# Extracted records
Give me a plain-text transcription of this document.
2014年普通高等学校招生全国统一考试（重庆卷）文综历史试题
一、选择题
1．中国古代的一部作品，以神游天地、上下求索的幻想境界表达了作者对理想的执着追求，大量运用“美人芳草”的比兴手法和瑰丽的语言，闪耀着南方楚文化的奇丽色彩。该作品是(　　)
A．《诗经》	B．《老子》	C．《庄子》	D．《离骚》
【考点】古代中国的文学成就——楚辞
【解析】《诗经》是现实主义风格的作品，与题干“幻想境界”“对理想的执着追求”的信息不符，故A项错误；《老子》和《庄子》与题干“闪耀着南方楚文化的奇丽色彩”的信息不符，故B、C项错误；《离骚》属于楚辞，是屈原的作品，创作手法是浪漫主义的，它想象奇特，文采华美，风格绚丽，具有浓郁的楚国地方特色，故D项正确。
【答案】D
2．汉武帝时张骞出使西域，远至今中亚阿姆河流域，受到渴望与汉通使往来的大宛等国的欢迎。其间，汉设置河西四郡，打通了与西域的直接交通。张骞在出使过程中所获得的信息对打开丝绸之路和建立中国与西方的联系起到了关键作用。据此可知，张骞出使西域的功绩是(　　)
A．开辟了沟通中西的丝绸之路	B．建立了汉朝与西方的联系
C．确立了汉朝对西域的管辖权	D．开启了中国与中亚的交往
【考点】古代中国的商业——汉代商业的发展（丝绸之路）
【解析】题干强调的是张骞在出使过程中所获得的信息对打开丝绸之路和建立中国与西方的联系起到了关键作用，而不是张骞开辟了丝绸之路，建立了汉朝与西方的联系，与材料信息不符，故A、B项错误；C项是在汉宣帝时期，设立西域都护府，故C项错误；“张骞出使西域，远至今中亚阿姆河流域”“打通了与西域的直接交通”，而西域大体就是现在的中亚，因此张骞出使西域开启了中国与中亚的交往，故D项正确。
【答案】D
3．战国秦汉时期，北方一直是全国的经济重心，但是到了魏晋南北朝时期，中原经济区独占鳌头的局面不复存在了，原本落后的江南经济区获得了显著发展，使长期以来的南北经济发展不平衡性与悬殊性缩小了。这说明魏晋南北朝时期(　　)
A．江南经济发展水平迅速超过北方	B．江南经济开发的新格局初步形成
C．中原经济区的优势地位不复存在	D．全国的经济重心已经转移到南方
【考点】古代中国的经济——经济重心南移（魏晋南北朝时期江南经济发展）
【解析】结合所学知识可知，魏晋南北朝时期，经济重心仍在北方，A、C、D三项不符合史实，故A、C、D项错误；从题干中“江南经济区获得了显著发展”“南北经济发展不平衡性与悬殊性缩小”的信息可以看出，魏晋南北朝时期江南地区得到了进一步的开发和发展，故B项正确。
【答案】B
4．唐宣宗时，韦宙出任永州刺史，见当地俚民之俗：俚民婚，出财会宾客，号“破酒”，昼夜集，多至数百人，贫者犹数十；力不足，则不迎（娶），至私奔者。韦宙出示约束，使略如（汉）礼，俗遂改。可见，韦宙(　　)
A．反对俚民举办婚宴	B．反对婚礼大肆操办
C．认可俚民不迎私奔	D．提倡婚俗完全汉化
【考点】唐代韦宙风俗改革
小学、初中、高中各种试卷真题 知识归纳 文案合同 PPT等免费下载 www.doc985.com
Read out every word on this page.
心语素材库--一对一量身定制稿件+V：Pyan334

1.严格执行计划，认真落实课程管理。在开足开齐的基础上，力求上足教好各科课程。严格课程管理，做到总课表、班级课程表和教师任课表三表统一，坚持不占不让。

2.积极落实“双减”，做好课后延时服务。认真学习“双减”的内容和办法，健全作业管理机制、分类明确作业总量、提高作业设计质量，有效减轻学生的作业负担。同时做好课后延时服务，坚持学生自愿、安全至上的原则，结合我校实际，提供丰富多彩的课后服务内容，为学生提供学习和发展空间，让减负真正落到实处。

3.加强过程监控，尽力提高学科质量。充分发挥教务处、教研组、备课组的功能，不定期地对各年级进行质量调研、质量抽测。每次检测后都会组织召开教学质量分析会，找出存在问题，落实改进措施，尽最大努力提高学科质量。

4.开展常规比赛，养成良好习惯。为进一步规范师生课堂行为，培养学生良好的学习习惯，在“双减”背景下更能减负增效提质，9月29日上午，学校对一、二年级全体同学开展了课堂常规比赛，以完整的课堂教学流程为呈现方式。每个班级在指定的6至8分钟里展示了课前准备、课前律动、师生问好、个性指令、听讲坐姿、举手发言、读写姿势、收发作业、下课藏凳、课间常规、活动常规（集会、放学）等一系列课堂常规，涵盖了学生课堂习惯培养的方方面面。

# Problem details
In the entries above, take the line containing "Read out every word on this page." and each later line through the last, and repeat them exactly. Output nothing else.

# Task output
Read out every word on this page.
心语素材库--一对一量身定制稿件+V：Pyan334

1.严格执行计划，认真落实课程管理。在开足开齐的基础上，力求上足教好各科课程。严格课程管理，做到总课表、班级课程表和教师任课表三表统一，坚持不占不让。

2.积极落实“双减”，做好课后延时服务。认真学习“双减”的内容和办法，健全作业管理机制、分类明确作业总量、提高作业设计质量，有效减轻学生的作业负担。同时做好课后延时服务，坚持学生自愿、安全至上的原则，结合我校实际，提供丰富多彩的课后服务内容，为学生提供学习和发展空间，让减负真正落到实处。

3.加强过程监控，尽力提高学科质量。充分发挥教务处、教研组、备课组的功能，不定期地对各年级进行质量调研、质量抽测。每次检测后都会组织召开教学质量分析会，找出存在问题，落实改进措施，尽最大努力提高学科质量。

4.开展常规比赛，养成良好习惯。为进一步规范师生课堂行为，培养学生良好的学习习惯，在“双减”背景下更能减负增效提质，9月29日上午，学校对一、二年级全体同学开展了课堂常规比赛，以完整的课堂教学流程为呈现方式。每个班级在指定的6至8分钟里展示了课前准备、课前律动、师生问好、个性指令、听讲坐姿、举手发言、读写姿势、收发作业、下课藏凳、课间常规、活动常规（集会、放学）等一系列课堂常规，涵盖了学生课堂习惯培养的方方面面。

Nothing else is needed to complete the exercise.